Data excerpts ::

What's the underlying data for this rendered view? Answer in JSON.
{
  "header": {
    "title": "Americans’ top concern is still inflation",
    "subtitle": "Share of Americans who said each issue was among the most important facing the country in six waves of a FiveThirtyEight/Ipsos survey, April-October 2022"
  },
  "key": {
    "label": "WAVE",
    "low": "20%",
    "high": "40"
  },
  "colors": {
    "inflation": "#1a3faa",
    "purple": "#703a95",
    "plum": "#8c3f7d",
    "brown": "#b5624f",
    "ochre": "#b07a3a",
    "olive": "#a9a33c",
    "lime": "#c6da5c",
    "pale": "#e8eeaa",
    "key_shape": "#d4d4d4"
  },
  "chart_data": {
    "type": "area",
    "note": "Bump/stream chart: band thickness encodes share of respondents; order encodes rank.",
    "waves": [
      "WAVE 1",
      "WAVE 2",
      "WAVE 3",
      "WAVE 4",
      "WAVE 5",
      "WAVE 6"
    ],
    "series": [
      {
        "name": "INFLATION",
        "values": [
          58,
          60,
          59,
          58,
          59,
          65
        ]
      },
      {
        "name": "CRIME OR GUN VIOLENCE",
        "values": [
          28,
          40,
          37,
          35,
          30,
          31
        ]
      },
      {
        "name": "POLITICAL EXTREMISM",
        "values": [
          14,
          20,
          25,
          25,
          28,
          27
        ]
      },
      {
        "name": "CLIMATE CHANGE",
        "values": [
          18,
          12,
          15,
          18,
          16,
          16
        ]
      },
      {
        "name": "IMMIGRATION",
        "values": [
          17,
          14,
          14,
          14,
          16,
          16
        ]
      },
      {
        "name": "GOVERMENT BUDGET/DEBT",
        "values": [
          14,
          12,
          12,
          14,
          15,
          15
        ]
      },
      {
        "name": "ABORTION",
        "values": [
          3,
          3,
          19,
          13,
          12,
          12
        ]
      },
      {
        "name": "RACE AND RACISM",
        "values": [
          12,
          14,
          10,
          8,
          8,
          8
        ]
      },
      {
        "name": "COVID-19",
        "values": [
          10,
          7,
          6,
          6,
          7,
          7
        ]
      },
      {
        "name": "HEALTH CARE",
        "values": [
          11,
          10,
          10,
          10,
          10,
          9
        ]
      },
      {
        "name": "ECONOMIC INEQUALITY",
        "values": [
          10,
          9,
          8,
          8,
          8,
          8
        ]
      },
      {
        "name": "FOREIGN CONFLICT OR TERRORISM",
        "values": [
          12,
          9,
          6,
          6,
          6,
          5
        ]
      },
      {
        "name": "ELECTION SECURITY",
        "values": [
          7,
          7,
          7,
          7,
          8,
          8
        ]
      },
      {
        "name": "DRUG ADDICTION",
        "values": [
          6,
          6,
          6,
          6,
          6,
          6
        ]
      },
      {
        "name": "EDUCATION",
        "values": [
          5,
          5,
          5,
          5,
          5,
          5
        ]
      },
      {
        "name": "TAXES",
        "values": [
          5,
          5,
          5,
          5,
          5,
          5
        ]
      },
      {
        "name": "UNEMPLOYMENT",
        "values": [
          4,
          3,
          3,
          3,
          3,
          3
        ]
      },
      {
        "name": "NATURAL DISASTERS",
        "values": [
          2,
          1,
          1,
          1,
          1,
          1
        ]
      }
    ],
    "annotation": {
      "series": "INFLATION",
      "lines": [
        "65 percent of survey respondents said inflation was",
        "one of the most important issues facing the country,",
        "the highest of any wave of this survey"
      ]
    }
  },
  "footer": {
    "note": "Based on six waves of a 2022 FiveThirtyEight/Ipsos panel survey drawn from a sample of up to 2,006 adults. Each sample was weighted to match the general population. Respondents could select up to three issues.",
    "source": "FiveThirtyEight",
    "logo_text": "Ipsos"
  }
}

Task objective :: Search the listing for the word "survey" and return each line that holds it.

Reply ::
    "subtitle": "Share of Americans who said each issue was among the most important facing the country in six waves of a FiveThirtyEight/Ipsos survey, April-October 2022"
        "65 percent of survey respondents said inflation was",
        "the highest of any wave of this survey"
    "note": "Based on six waves of a 2022 FiveThirtyEight/Ipsos panel survey drawn from a sample of up to 2,006 adults. Each sample was weighted to match the general population. Respondents could select up to three issues.",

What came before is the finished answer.